Dataset entries:
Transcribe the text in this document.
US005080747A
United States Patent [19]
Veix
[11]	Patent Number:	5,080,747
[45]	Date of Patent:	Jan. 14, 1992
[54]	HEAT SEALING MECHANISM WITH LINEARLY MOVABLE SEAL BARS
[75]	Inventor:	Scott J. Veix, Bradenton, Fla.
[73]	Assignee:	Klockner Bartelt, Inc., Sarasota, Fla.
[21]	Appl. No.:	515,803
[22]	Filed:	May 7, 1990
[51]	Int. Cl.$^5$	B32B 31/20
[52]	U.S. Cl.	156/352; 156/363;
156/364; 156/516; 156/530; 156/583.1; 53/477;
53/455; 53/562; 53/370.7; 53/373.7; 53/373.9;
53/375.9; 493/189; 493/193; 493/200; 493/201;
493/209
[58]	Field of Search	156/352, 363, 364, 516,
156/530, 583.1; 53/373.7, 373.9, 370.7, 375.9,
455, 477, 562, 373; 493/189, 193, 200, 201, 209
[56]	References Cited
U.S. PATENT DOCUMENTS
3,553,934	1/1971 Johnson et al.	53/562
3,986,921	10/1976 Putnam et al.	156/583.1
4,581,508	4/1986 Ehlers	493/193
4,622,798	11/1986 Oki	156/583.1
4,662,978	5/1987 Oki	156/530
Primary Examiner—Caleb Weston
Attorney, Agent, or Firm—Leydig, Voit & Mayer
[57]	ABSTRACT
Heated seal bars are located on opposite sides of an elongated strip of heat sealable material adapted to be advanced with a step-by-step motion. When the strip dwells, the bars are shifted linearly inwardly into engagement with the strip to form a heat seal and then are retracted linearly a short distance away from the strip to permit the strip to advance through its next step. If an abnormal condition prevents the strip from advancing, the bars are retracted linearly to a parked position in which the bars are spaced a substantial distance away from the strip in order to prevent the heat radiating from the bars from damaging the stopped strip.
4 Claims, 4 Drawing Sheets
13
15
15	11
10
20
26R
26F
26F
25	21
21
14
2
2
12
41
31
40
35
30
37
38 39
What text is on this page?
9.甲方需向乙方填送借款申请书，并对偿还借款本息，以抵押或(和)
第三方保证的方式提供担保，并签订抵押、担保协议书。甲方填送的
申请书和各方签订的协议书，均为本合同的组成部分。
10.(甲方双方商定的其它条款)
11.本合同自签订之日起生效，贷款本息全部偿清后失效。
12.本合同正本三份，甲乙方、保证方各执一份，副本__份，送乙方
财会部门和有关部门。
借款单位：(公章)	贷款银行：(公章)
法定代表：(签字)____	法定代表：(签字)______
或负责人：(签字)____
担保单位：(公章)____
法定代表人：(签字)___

What is asked:
Quote the material exactly, leaving nothing out.

The output:
Transcribe the text in this document.
US005080747A
United States Patent [19]
Veix
[11]	Patent Number:	5,080,747
[45]	Date of Patent:	Jan. 14, 1992
[54]	HEAT SEALING MECHANISM WITH LINEARLY MOVABLE SEAL BARS
[75]	Inventor:	Scott J. Veix, Bradenton, Fla.
[73]	Assignee:	Klockner Bartelt, Inc., Sarasota, Fla.
[21]	Appl. No.:	515,803
[22]	Filed:	May 7, 1990
[51]	Int. Cl.$^5$	B32B 31/20
[52]	U.S. Cl.	156/352; 156/363;
156/364; 156/516; 156/530; 156/583.1; 53/477;
53/455; 53/562; 53/370.7; 53/373.7; 53/373.9;
53/375.9; 493/189; 493/193; 493/200; 493/201;
493/209
[58]	Field of Search	156/352, 363, 364, 516,
156/530, 583.1; 53/373.7, 373.9, 370.7, 375.9,
455, 477, 562, 373; 493/189, 193, 200, 201, 209
[56]	References Cited
U.S. PATENT DOCUMENTS
3,553,934	1/1971 Johnson et al.	53/562
3,986,921	10/1976 Putnam et al.	156/583.1
4,581,508	4/1986 Ehlers	493/193
4,622,798	11/1986 Oki	156/583.1
4,662,978	5/1987 Oki	156/530
Primary Examiner—Caleb Weston
Attorney, Agent, or Firm—Leydig, Voit & Mayer
[57]	ABSTRACT
Heated seal bars are located on opposite sides of an elongated strip of heat sealable material adapted to be advanced with a step-by-step motion. When the strip dwells, the bars are shifted linearly inwardly into engagement with the strip to form a heat seal and then are retracted linearly a short distance away from the strip to permit the strip to advance through its next step. If an abnormal condition prevents the strip from advancing, the bars are retracted linearly to a parked position in which the bars are spaced a substantial distance away from the strip in order to prevent the heat radiating from the bars from damaging the stopped strip.
4 Claims, 4 Drawing Sheets
13
15
15	11
10
20
26R
26F
26F
25	21
21
14
2
2
12
41
31
40
35
30
37
38 39
What text is on this page?
9.甲方需向乙方填送借款申请书，并对偿还借款本息，以抵押或(和)
第三方保证的方式提供担保，并签订抵押、担保协议书。甲方填送的
申请书和各方签订的协议书，均为本合同的组成部分。
10.(甲方双方商定的其它条款)
11.本合同自签订之日起生效，贷款本息全部偿清后失效。
12.本合同正本三份，甲乙方、保证方各执一份，副本__份，送乙方
财会部门和有关部门。
借款单位：(公章)	贷款银行：(公章)
法定代表：(签字)____	法定代表：(签字)______
或负责人：(签字)____
担保单位：(公章)____
法定代表人：(签字)___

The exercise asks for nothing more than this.